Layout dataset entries
+++

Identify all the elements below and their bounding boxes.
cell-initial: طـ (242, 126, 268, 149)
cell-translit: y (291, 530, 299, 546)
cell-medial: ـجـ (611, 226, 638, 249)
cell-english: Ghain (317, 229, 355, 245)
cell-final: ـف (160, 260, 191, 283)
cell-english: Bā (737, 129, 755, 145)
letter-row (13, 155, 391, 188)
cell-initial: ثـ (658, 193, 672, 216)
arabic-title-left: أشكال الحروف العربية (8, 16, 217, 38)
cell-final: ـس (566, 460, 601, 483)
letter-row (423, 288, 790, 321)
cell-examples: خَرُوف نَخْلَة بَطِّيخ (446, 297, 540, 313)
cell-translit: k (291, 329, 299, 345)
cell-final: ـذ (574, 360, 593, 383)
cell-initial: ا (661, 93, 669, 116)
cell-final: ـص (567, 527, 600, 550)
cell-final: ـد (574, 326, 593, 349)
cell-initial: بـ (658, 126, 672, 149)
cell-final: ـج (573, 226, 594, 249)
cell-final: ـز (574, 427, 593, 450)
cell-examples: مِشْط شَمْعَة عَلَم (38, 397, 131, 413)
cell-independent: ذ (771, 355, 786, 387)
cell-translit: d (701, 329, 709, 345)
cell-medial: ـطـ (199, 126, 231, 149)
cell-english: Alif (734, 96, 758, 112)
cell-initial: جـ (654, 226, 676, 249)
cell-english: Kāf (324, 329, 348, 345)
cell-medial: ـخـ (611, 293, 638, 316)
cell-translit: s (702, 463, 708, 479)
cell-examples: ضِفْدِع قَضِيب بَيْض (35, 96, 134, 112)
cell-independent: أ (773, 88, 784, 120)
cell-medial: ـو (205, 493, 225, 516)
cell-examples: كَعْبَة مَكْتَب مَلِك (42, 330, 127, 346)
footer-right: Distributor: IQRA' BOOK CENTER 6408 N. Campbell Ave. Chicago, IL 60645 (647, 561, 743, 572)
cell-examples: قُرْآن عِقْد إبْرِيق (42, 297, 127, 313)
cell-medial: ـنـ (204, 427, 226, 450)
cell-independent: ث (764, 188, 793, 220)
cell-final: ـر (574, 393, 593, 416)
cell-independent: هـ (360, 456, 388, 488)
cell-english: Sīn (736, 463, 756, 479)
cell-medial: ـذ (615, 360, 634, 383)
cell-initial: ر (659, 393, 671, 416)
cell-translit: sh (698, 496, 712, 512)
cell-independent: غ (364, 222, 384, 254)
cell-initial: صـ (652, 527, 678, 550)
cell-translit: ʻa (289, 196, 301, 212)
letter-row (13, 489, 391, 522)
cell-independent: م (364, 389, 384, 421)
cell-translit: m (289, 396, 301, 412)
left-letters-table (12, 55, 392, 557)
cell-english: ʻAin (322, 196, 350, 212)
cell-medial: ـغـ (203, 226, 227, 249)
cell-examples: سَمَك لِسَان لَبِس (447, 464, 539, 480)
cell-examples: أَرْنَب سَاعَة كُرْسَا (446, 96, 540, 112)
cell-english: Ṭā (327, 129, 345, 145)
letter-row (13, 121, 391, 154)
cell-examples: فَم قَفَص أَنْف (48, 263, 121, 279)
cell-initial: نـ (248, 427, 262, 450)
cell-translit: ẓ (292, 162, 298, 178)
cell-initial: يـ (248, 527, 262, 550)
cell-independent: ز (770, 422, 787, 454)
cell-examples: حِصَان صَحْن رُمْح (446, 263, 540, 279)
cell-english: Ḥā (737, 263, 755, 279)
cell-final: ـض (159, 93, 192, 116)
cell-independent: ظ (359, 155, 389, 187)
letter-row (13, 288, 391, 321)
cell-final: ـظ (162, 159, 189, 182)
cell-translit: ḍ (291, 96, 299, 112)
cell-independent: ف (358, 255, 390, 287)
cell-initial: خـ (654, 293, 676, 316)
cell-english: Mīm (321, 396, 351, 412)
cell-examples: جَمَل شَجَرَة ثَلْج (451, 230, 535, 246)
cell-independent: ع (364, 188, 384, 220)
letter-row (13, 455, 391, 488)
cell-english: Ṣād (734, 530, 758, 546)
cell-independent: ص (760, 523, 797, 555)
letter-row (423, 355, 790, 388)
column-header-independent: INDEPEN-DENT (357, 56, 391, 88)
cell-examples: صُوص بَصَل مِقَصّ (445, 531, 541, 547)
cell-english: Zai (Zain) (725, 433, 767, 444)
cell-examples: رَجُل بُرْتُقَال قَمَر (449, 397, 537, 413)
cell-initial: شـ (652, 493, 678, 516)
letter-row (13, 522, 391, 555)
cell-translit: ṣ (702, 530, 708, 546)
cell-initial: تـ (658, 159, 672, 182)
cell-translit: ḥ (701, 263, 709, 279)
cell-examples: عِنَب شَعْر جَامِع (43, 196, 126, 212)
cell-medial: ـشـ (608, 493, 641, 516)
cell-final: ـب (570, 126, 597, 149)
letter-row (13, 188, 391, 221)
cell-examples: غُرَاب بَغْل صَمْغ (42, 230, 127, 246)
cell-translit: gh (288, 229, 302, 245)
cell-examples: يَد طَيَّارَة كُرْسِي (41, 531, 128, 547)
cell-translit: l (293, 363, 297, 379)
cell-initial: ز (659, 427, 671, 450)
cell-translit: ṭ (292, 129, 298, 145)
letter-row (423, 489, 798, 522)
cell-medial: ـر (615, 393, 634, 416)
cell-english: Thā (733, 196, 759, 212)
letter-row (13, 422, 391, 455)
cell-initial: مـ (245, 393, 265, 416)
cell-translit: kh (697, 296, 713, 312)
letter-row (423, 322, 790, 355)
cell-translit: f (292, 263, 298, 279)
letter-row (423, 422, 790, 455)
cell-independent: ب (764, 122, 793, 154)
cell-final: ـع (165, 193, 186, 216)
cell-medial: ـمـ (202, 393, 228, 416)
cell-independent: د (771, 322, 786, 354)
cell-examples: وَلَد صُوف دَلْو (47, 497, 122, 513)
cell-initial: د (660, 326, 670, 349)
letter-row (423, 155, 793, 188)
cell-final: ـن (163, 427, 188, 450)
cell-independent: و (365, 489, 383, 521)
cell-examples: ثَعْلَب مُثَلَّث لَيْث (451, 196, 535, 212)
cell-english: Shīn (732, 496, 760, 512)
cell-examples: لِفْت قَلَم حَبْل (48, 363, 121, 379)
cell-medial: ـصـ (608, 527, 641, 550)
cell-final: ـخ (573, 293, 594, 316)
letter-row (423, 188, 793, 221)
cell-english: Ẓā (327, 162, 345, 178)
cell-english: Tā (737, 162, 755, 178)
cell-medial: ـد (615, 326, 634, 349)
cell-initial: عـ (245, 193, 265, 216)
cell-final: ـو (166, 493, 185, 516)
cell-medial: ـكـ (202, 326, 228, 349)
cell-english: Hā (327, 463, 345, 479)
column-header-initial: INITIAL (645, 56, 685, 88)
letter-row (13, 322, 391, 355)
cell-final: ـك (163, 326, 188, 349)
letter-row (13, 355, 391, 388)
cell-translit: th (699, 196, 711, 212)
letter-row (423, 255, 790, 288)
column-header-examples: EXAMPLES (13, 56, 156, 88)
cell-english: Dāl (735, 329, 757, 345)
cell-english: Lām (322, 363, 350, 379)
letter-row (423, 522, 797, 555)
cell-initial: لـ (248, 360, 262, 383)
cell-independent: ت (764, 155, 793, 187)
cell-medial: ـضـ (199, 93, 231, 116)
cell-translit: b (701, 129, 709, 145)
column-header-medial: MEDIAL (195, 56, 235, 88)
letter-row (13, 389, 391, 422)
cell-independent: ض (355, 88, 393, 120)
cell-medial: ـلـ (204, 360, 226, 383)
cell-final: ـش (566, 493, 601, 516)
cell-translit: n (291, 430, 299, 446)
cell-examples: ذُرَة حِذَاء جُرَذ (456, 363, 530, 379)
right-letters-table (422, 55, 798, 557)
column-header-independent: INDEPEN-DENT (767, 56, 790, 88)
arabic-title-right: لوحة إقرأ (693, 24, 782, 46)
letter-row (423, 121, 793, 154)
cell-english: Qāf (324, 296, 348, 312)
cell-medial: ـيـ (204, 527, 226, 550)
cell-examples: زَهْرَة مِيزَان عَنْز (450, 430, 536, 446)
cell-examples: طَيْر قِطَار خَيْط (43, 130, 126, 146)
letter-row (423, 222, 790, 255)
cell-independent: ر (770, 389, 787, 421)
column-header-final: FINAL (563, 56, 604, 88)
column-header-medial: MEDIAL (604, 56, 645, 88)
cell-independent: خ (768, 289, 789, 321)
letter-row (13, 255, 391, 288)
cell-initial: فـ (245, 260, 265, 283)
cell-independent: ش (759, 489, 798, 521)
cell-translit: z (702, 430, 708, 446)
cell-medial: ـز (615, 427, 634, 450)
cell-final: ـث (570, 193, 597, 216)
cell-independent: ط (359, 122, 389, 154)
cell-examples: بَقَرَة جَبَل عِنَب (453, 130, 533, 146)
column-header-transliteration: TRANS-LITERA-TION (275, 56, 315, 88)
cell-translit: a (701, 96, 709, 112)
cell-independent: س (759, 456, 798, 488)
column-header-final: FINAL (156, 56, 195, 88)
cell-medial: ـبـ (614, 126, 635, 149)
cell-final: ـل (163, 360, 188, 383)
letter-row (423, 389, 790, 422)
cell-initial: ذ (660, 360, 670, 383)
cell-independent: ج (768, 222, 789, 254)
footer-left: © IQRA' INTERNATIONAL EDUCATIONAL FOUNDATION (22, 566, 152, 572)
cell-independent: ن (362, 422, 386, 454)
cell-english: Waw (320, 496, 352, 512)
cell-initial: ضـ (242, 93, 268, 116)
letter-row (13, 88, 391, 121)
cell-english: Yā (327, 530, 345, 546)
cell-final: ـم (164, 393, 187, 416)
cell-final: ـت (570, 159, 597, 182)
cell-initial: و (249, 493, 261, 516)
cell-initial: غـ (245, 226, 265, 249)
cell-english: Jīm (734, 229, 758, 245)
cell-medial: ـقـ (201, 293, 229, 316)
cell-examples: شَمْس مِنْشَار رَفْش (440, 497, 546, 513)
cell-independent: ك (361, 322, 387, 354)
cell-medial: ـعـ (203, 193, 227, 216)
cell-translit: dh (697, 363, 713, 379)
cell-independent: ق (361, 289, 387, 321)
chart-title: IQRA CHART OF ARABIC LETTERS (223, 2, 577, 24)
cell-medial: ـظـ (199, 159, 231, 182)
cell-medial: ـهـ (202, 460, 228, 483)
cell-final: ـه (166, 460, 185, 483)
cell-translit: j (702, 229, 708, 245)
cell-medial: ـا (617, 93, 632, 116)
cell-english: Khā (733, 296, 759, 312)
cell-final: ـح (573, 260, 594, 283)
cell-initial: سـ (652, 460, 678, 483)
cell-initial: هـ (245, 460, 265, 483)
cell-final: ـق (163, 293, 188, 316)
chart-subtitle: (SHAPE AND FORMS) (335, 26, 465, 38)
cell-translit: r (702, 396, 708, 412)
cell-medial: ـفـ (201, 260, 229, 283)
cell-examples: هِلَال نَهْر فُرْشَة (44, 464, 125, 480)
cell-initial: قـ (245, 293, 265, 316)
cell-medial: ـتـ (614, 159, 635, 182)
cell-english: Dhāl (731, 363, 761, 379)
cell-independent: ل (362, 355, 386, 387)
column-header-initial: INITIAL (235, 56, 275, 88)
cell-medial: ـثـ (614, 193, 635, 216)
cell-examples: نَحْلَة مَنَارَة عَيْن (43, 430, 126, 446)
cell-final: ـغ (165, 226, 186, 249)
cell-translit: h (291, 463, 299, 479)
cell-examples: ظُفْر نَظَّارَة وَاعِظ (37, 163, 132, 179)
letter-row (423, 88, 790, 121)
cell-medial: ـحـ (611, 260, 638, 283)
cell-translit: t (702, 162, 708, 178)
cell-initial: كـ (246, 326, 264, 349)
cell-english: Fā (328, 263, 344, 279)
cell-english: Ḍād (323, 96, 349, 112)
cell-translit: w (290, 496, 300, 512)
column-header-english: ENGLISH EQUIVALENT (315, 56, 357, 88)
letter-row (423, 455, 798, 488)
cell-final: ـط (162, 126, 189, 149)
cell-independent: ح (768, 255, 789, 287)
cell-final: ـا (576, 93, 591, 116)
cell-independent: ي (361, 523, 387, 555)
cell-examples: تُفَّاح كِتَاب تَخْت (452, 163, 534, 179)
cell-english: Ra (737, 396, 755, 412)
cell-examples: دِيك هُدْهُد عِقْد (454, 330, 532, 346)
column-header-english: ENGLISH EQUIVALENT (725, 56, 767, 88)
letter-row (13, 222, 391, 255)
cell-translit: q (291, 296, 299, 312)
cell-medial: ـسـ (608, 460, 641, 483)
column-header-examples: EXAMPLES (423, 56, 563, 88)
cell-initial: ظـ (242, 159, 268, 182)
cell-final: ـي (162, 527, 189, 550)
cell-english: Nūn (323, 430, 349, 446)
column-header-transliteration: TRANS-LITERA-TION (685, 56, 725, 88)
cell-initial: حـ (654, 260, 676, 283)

+++

▸ **GIVEN INSTRUCTION**: Swap "letter-row" for "row-box" in everything from the start of the data down to the line containing "cell-medial: ـخـ (611, 293, 638, 316)", and keep every other part the same.

▸ **SOLUTION BELOW**:
Identify all the elements below and their bounding boxes.
cell-initial: طـ (242, 126, 268, 149)
cell-translit: y (291, 530, 299, 546)
cell-medial: ـجـ (611, 226, 638, 249)
cell-english: Ghain (317, 229, 355, 245)
cell-final: ـف (160, 260, 191, 283)
cell-english: Bā (737, 129, 755, 145)
row-box (13, 155, 391, 188)
cell-initial: ثـ (658, 193, 672, 216)
arabic-title-left: أشكال الحروف العربية (8, 16, 217, 38)
cell-final: ـس (566, 460, 601, 483)
row-box (423, 288, 790, 321)
cell-examples: خَرُوف نَخْلَة بَطِّيخ (446, 297, 540, 313)
cell-translit: k (291, 329, 299, 345)
cell-final: ـذ (574, 360, 593, 383)
cell-initial: ا (661, 93, 669, 116)
cell-final: ـص (567, 527, 600, 550)
cell-final: ـد (574, 326, 593, 349)
cell-initial: بـ (658, 126, 672, 149)
cell-final: ـج (573, 226, 594, 249)
cell-final: ـز (574, 427, 593, 450)
cell-examples: مِشْط شَمْعَة عَلَم (38, 397, 131, 413)
cell-independent: ذ (771, 355, 786, 387)
cell-translit: d (701, 329, 709, 345)
cell-medial: ـطـ (199, 126, 231, 149)
cell-english: Alif (734, 96, 758, 112)
cell-initial: جـ (654, 226, 676, 249)
cell-english: Kāf (324, 329, 348, 345)
cell-medial: ـخـ (611, 293, 638, 316)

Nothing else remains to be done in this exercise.